> [Work required] Every entry must be duplicated precisely as written.

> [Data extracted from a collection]
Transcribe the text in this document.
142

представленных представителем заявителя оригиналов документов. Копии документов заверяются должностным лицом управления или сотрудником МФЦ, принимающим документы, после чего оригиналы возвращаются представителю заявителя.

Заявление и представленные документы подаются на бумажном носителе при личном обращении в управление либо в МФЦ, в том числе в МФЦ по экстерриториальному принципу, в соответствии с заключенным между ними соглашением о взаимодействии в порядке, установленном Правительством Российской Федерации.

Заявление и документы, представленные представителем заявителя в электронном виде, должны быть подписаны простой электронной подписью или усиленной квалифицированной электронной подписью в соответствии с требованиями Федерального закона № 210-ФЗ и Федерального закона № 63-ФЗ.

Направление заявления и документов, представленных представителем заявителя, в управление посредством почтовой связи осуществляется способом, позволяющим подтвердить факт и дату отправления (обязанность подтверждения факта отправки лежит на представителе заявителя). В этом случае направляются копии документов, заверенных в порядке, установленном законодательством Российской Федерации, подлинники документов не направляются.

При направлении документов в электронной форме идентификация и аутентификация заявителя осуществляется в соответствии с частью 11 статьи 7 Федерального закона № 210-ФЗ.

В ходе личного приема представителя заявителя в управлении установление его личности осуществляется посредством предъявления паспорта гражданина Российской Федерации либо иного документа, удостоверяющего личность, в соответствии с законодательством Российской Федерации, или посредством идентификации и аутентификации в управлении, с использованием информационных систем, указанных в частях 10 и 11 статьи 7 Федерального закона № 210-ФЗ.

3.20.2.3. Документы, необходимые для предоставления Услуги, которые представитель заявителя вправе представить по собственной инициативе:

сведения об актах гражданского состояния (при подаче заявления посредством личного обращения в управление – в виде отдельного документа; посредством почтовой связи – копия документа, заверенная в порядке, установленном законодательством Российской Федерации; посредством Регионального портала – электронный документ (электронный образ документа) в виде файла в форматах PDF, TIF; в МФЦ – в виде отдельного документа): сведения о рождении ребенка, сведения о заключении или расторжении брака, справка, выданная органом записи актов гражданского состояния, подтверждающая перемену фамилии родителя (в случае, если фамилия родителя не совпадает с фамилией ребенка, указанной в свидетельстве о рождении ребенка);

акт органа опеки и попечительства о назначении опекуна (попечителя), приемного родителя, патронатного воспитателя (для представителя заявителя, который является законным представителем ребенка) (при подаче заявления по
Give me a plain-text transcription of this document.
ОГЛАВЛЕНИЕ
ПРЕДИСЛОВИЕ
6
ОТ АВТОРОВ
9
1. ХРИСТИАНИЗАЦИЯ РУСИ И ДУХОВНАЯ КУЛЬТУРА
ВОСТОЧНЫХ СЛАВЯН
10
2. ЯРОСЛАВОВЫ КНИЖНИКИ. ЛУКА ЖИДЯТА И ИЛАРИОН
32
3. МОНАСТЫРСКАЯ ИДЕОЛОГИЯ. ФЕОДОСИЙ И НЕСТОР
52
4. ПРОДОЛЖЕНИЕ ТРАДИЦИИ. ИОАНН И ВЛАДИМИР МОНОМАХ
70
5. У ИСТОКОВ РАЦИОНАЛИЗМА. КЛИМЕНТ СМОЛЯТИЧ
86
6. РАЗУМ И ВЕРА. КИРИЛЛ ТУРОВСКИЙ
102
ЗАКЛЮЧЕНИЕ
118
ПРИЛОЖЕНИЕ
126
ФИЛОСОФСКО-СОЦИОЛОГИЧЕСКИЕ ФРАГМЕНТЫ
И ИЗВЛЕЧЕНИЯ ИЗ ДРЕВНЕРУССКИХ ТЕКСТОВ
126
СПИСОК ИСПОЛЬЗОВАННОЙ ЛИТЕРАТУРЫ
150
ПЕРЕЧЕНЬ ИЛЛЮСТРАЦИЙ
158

> [Correct output]
Transcribe the text in this document.
142

представленных представителем заявителя оригиналов документов. Копии документов заверяются должностным лицом управления или сотрудником МФЦ, принимающим документы, после чего оригиналы возвращаются представителю заявителя.

Заявление и представленные документы подаются на бумажном носителе при личном обращении в управление либо в МФЦ, в том числе в МФЦ по экстерриториальному принципу, в соответствии с заключенным между ними соглашением о взаимодействии в порядке, установленном Правительством Российской Федерации.

Заявление и документы, представленные представителем заявителя в электронном виде, должны быть подписаны простой электронной подписью или усиленной квалифицированной электронной подписью в соответствии с требованиями Федерального закона № 210-ФЗ и Федерального закона № 63-ФЗ.

Направление заявления и документов, представленных представителем заявителя, в управление посредством почтовой связи осуществляется способом, позволяющим подтвердить факт и дату отправления (обязанность подтверждения факта отправки лежит на представителе заявителя). В этом случае направляются копии документов, заверенных в порядке, установленном законодательством Российской Федерации, подлинники документов не направляются.

При направлении документов в электронной форме идентификация и аутентификация заявителя осуществляется в соответствии с частью 11 статьи 7 Федерального закона № 210-ФЗ.

В ходе личного приема представителя заявителя в управлении установление его личности осуществляется посредством предъявления паспорта гражданина Российской Федерации либо иного документа, удостоверяющего личность, в соответствии с законодательством Российской Федерации, или посредством идентификации и аутентификации в управлении, с использованием информационных систем, указанных в частях 10 и 11 статьи 7 Федерального закона № 210-ФЗ.

3.20.2.3. Документы, необходимые для предоставления Услуги, которые представитель заявителя вправе представить по собственной инициативе:

сведения об актах гражданского состояния (при подаче заявления посредством личного обращения в управление – в виде отдельного документа; посредством почтовой связи – копия документа, заверенная в порядке, установленном законодательством Российской Федерации; посредством Регионального портала – электронный документ (электронный образ документа) в виде файла в форматах PDF, TIF; в МФЦ – в виде отдельного документа): сведения о рождении ребенка, сведения о заключении или расторжении брака, справка, выданная органом записи актов гражданского состояния, подтверждающая перемену фамилии родителя (в случае, если фамилия родителя не совпадает с фамилией ребенка, указанной в свидетельстве о рождении ребенка);

акт органа опеки и попечительства о назначении опекуна (попечителя), приемного родителя, патронатного воспитателя (для представителя заявителя, который является законным представителем ребенка) (при подаче заявления по
Give me a plain-text transcription of this document.
ОГЛАВЛЕНИЕ
ПРЕДИСЛОВИЕ
6
ОТ АВТОРОВ
9
1. ХРИСТИАНИЗАЦИЯ РУСИ И ДУХОВНАЯ КУЛЬТУРА
ВОСТОЧНЫХ СЛАВЯН
10
2. ЯРОСЛАВОВЫ КНИЖНИКИ. ЛУКА ЖИДЯТА И ИЛАРИОН
32
3. МОНАСТЫРСКАЯ ИДЕОЛОГИЯ. ФЕОДОСИЙ И НЕСТОР
52
4. ПРОДОЛЖЕНИЕ ТРАДИЦИИ. ИОАНН И ВЛАДИМИР МОНОМАХ
70
5. У ИСТОКОВ РАЦИОНАЛИЗМА. КЛИМЕНТ СМОЛЯТИЧ
86
6. РАЗУМ И ВЕРА. КИРИЛЛ ТУРОВСКИЙ
102
ЗАКЛЮЧЕНИЕ
118
ПРИЛОЖЕНИЕ
126
ФИЛОСОФСКО-СОЦИОЛОГИЧЕСКИЕ ФРАГМЕНТЫ
И ИЗВЛЕЧЕНИЯ ИЗ ДРЕВНЕРУССКИХ ТЕКСТОВ
126
СПИСОК ИСПОЛЬЗОВАННОЙ ЛИТЕРАТУРЫ
150
ПЕРЕЧЕНЬ ИЛЛЮСТРАЦИЙ
158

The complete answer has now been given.